[begin DATA]

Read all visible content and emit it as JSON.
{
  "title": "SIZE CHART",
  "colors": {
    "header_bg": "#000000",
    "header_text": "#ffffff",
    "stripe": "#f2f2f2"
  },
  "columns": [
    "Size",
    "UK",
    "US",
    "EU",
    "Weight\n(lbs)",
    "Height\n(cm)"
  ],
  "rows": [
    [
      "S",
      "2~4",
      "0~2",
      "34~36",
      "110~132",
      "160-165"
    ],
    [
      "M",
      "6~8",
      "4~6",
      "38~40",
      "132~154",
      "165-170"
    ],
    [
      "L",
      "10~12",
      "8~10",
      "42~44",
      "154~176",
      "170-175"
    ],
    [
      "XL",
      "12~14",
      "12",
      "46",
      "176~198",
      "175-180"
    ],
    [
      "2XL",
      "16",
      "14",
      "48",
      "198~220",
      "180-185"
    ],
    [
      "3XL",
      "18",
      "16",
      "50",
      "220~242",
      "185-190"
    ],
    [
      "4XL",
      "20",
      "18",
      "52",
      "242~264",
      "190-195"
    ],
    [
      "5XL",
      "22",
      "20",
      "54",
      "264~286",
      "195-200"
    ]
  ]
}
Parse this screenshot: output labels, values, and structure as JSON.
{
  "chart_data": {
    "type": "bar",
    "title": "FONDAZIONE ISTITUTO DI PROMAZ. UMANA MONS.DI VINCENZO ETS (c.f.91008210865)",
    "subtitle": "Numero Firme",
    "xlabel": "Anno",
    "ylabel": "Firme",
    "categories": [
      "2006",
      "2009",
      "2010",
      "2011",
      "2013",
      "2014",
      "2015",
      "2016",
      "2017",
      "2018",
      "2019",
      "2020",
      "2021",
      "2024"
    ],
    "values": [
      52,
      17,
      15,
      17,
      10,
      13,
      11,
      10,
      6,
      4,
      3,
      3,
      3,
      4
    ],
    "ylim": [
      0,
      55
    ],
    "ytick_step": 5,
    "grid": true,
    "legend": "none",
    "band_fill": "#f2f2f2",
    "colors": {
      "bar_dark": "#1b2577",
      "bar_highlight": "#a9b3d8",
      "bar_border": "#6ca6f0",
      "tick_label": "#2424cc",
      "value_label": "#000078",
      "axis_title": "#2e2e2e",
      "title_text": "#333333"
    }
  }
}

[end DATA]

(OBJECTIVE)
Please set down all the data word for word.

(RESPONSE TO THIS EXERCISE)
Read all visible content and emit it as JSON.
{
  "title": "SIZE CHART",
  "colors": {
    "header_bg": "#000000",
    "header_text": "#ffffff",
    "stripe": "#f2f2f2"
  },
  "columns": [
    "Size",
    "UK",
    "US",
    "EU",
    "Weight\n(lbs)",
    "Height\n(cm)"
  ],
  "rows": [
    [
      "S",
      "2~4",
      "0~2",
      "34~36",
      "110~132",
      "160-165"
    ],
    [
      "M",
      "6~8",
      "4~6",
      "38~40",
      "132~154",
      "165-170"
    ],
    [
      "L",
      "10~12",
      "8~10",
      "42~44",
      "154~176",
      "170-175"
    ],
    [
      "XL",
      "12~14",
      "12",
      "46",
      "176~198",
      "175-180"
    ],
    [
      "2XL",
      "16",
      "14",
      "48",
      "198~220",
      "180-185"
    ],
    [
      "3XL",
      "18",
      "16",
      "50",
      "220~242",
      "185-190"
    ],
    [
      "4XL",
      "20",
      "18",
      "52",
      "242~264",
      "190-195"
    ],
    [
      "5XL",
      "22",
      "20",
      "54",
      "264~286",
      "195-200"
    ]
  ]
}
Parse this screenshot: output labels, values, and structure as JSON.
{
  "chart_data": {
    "type": "bar",
    "title": "FONDAZIONE ISTITUTO DI PROMAZ. UMANA MONS.DI VINCENZO ETS (c.f.91008210865)",
    "subtitle": "Numero Firme",
    "xlabel": "Anno",
    "ylabel": "Firme",
    "categories": [
      "2006",
      "2009",
      "2010",
      "2011",
      "2013",
      "2014",
      "2015",
      "2016",
      "2017",
      "2018",
      "2019",
      "2020",
      "2021",
      "2024"
    ],
    "values": [
      52,
      17,
      15,
      17,
      10,
      13,
      11,
      10,
      6,
      4,
      3,
      3,
      3,
      4
    ],
    "ylim": [
      0,
      55
    ],
    "ytick_step": 5,
    "grid": true,
    "legend": "none",
    "band_fill": "#f2f2f2",
    "colors": {
      "bar_dark": "#1b2577",
      "bar_highlight": "#a9b3d8",
      "bar_border": "#6ca6f0",
      "tick_label": "#2424cc",
      "value_label": "#000078",
      "axis_title": "#2e2e2e",
      "title_text": "#333333"
    }
  }
}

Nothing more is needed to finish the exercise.